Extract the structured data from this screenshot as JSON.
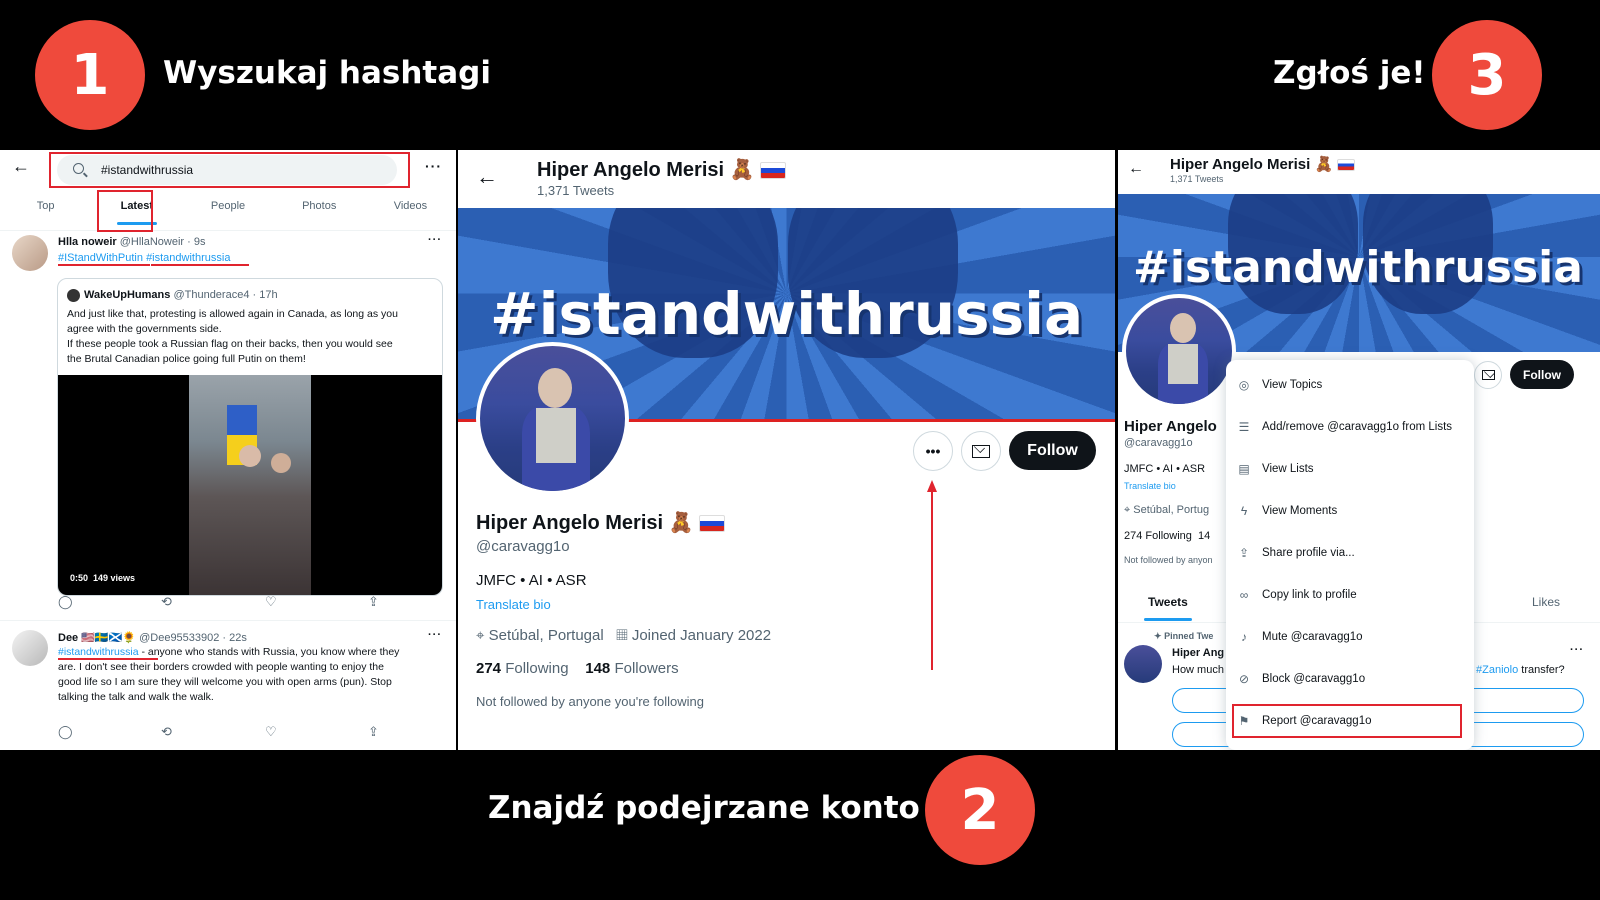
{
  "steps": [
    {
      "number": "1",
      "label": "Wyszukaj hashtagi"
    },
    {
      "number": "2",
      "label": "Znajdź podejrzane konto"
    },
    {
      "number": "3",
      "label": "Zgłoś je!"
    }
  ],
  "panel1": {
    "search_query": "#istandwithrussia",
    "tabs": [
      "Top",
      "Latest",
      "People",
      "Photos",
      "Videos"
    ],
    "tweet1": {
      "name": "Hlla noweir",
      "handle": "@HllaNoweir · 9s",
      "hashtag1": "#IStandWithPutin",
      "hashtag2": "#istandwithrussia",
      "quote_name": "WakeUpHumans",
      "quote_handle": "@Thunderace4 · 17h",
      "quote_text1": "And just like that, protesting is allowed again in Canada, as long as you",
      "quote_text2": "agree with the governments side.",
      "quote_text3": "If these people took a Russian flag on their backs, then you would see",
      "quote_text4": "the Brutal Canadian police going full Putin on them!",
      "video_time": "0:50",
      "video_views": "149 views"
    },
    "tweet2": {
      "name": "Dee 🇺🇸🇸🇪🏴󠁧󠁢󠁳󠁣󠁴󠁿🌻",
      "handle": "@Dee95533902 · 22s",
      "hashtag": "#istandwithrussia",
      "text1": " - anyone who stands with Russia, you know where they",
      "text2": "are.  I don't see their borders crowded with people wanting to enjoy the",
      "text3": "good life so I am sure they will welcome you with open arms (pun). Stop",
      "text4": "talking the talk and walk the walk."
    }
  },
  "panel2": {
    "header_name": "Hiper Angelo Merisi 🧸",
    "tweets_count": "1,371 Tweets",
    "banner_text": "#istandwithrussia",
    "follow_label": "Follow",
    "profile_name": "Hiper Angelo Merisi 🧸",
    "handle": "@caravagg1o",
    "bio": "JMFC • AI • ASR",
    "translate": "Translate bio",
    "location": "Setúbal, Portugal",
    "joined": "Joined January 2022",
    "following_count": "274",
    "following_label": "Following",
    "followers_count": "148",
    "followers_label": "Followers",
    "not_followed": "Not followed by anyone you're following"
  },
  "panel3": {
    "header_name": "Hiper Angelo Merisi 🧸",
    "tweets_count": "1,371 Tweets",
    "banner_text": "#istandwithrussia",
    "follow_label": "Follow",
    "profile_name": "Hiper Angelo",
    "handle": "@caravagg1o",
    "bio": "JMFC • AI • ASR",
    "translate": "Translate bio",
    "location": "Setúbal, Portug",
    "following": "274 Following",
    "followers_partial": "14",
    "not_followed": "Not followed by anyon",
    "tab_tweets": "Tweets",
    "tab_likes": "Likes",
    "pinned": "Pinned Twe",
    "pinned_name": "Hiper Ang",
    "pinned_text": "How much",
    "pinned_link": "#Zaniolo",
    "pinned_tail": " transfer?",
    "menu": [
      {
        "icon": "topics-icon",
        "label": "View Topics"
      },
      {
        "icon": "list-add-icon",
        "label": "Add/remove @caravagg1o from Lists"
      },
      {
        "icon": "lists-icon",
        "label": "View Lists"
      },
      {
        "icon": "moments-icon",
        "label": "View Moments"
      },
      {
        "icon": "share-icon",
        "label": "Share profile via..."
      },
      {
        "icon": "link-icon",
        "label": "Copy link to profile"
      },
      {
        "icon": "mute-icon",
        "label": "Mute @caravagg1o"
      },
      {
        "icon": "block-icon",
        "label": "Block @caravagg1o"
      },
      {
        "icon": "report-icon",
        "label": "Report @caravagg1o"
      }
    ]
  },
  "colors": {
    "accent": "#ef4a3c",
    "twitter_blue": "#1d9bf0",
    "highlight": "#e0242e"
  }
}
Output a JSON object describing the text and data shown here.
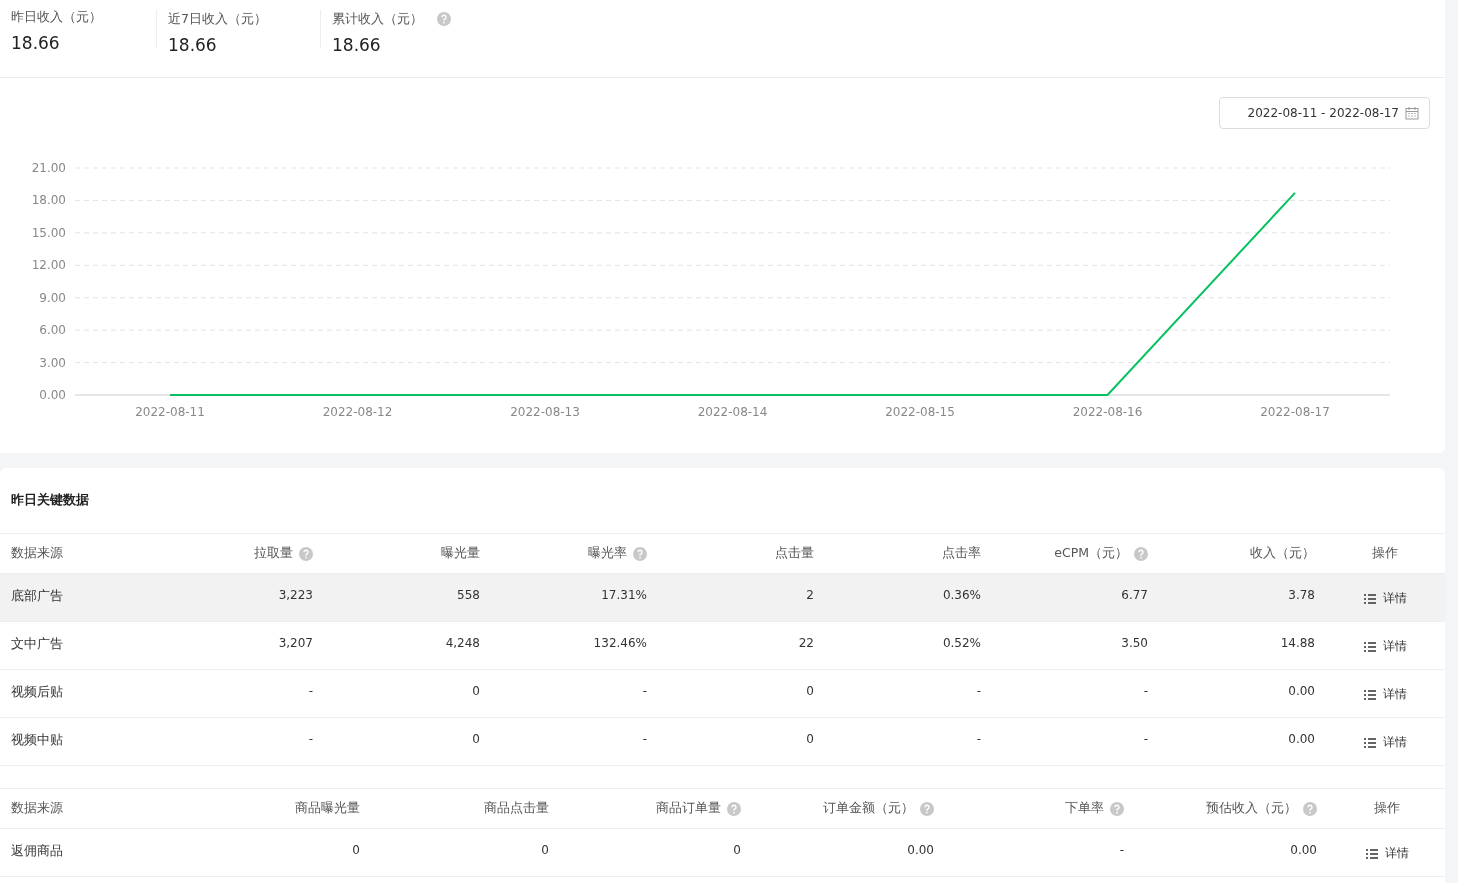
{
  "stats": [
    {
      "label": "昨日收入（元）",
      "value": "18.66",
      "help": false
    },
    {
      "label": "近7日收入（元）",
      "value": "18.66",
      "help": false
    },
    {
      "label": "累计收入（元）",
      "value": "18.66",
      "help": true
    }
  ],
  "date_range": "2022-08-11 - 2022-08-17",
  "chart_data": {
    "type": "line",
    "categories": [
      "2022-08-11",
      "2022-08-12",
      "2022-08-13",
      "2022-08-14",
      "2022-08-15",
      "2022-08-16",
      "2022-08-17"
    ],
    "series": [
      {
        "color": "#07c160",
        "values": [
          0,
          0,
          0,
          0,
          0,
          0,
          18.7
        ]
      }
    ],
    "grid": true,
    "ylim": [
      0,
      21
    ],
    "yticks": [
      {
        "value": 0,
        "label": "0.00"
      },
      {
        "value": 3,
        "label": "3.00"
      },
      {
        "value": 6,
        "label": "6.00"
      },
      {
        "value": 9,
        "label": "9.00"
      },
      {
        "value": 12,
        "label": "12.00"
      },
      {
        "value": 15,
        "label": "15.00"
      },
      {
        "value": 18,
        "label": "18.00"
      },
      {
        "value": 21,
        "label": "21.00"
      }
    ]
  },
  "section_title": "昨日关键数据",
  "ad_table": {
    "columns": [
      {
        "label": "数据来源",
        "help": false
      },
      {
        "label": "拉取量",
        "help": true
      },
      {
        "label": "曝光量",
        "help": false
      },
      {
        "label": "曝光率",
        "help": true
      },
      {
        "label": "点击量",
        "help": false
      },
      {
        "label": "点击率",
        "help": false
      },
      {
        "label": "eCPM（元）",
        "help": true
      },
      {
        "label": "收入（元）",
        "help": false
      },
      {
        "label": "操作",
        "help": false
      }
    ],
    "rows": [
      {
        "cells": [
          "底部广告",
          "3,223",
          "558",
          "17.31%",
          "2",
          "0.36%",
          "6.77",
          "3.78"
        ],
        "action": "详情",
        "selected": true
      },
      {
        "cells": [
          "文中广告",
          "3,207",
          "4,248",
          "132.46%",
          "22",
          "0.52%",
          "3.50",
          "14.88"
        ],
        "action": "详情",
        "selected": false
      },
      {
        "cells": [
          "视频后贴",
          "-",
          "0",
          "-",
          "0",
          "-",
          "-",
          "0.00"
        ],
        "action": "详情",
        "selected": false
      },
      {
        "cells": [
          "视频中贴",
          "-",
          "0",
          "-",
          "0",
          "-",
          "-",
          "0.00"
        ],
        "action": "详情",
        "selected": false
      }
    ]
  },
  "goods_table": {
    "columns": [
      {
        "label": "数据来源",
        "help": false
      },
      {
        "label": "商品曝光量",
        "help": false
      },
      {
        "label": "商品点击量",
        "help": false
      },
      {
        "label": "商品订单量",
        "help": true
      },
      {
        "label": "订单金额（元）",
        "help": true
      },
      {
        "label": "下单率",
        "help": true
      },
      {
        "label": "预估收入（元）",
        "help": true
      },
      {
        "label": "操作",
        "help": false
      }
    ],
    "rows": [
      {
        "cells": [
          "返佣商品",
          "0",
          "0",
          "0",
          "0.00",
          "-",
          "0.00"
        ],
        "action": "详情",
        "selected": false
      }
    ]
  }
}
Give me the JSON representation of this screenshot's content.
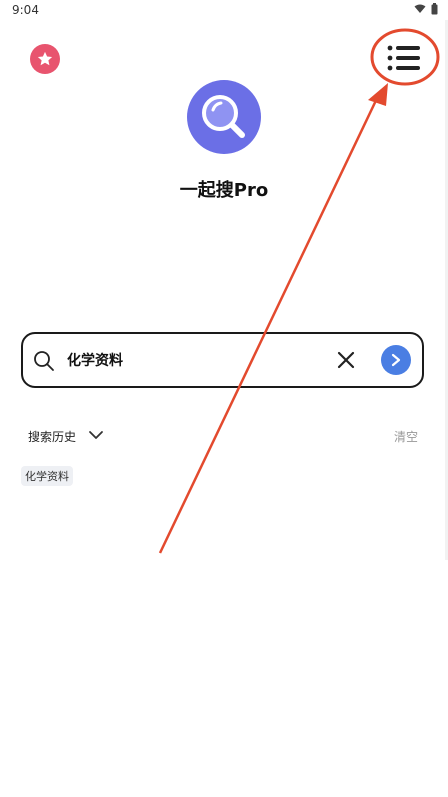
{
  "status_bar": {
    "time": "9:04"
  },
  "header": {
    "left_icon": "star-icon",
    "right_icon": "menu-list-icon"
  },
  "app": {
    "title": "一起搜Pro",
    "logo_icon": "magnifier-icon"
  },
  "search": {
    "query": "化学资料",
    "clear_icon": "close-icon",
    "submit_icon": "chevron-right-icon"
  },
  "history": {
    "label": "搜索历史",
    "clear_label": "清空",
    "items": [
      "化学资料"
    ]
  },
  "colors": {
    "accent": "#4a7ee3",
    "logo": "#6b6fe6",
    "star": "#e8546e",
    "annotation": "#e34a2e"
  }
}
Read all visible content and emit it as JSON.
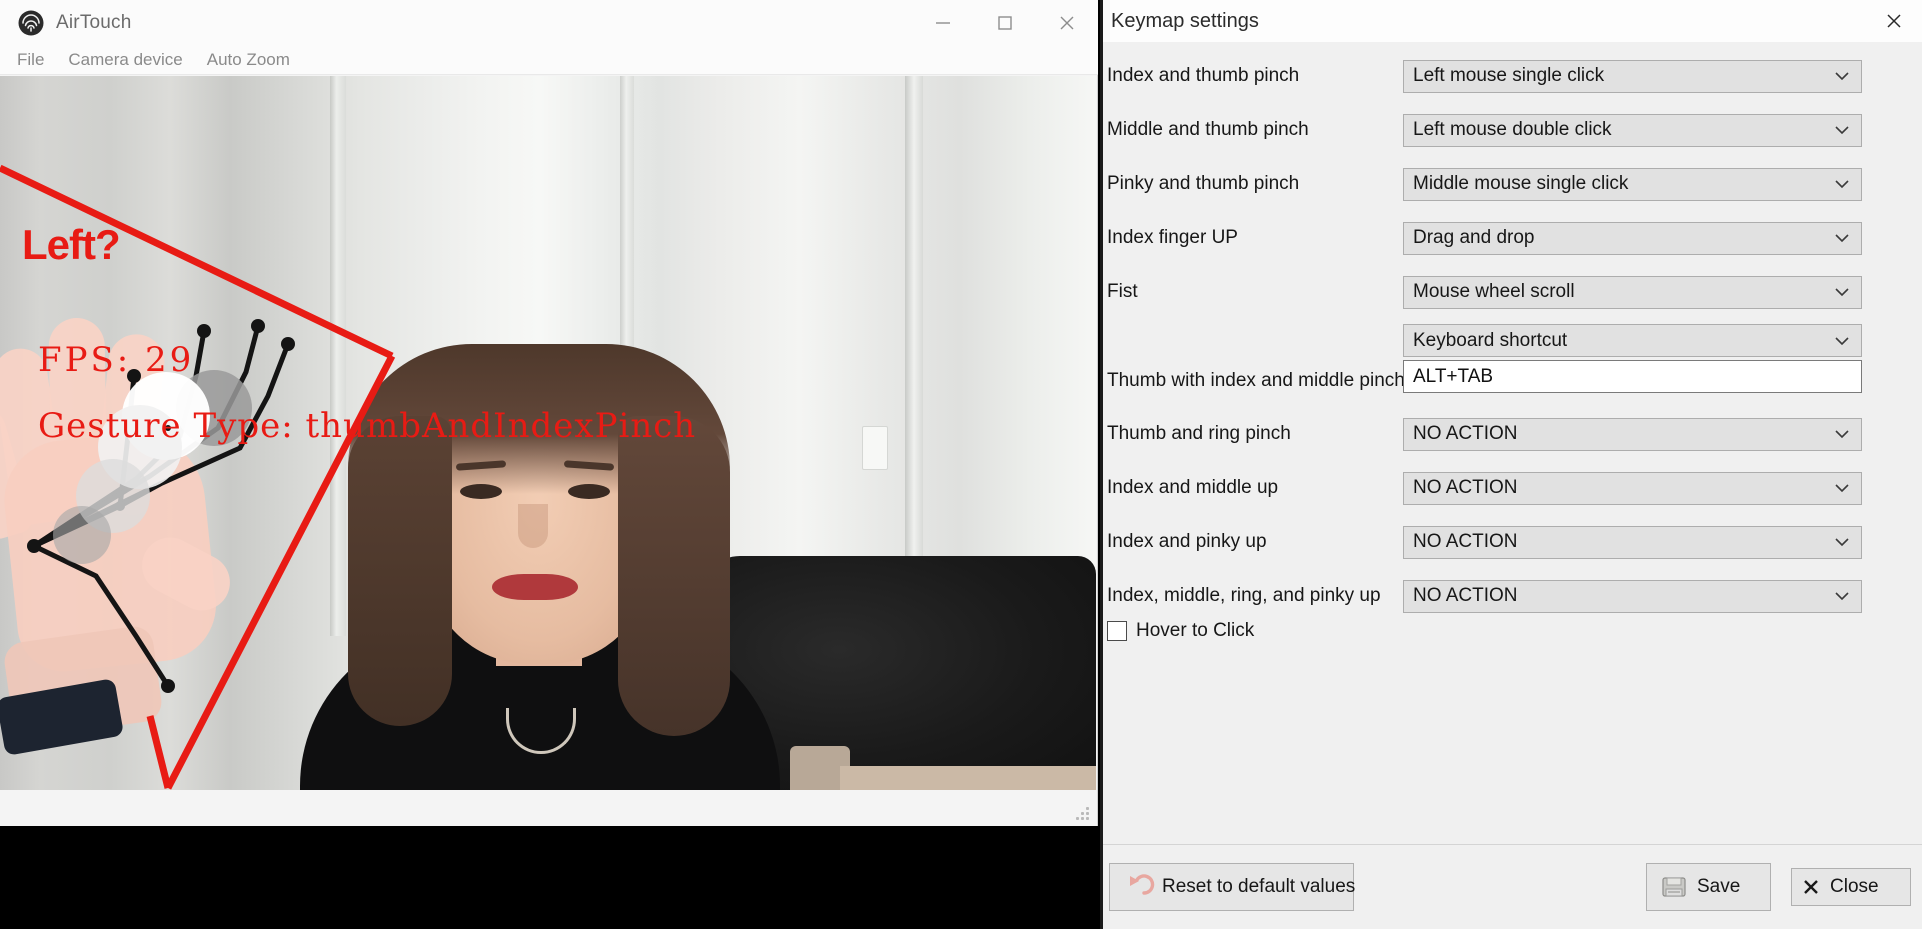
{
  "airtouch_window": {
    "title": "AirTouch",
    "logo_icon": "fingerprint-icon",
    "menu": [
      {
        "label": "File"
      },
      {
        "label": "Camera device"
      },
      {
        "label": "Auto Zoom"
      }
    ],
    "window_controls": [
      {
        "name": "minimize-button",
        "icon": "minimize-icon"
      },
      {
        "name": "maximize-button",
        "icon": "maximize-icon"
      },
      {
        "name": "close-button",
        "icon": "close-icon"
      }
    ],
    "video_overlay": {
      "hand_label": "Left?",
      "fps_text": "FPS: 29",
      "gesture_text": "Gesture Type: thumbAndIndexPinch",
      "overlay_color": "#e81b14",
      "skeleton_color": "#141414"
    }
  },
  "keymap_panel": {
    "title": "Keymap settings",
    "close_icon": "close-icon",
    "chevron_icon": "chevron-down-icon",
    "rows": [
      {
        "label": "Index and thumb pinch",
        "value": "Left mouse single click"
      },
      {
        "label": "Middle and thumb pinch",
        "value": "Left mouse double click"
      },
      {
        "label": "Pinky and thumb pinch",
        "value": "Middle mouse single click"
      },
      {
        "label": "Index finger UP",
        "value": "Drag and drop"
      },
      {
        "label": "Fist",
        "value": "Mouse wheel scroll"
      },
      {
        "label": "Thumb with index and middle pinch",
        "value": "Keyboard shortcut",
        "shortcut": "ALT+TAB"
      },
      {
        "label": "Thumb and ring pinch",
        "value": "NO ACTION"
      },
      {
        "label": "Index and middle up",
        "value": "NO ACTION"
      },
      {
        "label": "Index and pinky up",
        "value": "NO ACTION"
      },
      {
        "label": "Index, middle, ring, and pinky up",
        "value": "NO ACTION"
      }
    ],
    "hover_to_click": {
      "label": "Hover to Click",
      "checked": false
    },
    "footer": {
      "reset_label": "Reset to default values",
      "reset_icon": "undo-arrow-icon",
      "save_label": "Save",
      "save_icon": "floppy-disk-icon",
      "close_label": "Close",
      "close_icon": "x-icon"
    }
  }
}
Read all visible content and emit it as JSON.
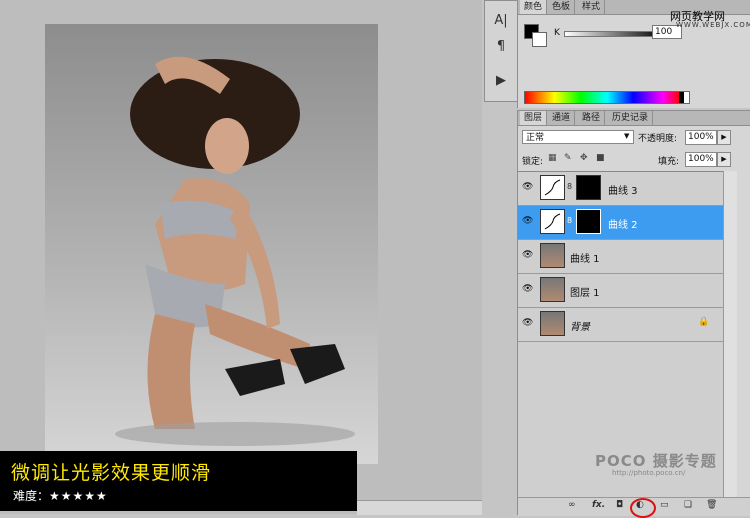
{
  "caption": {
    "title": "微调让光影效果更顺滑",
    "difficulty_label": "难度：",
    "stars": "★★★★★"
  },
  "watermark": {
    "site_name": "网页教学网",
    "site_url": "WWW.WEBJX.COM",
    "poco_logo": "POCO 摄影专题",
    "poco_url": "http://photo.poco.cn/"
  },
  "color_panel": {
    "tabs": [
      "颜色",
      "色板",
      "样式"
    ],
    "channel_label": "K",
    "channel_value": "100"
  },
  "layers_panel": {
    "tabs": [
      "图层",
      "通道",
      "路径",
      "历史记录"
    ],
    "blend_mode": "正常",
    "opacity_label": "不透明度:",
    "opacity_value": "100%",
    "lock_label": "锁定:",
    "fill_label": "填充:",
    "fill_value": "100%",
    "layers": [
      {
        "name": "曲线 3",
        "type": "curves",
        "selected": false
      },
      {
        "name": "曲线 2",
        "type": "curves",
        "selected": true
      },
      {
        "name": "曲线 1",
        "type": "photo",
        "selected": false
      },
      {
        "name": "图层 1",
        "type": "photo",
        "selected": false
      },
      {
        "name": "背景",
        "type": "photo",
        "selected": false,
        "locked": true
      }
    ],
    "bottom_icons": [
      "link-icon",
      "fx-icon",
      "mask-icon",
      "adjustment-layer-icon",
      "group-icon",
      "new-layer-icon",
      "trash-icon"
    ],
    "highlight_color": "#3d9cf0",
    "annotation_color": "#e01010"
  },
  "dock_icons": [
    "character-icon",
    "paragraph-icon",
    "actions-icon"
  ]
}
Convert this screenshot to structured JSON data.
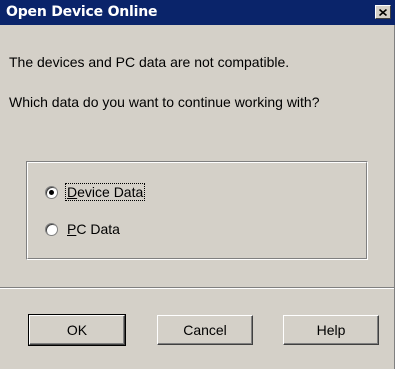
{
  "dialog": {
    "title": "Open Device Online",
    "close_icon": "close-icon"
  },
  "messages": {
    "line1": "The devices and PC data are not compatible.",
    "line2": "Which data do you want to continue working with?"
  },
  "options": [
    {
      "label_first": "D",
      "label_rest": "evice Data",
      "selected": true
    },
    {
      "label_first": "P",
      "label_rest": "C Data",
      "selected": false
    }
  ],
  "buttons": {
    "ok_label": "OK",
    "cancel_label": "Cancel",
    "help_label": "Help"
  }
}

■ Stated exercise:
Pick out the lines that contain "their" and copy them.

■ Correct answer:
      "quote_text3": "If these people took a Russian flag on their backs, then you would see",
      "text2": "are.  I don't see their borders crowded with people wanting to enjoy the",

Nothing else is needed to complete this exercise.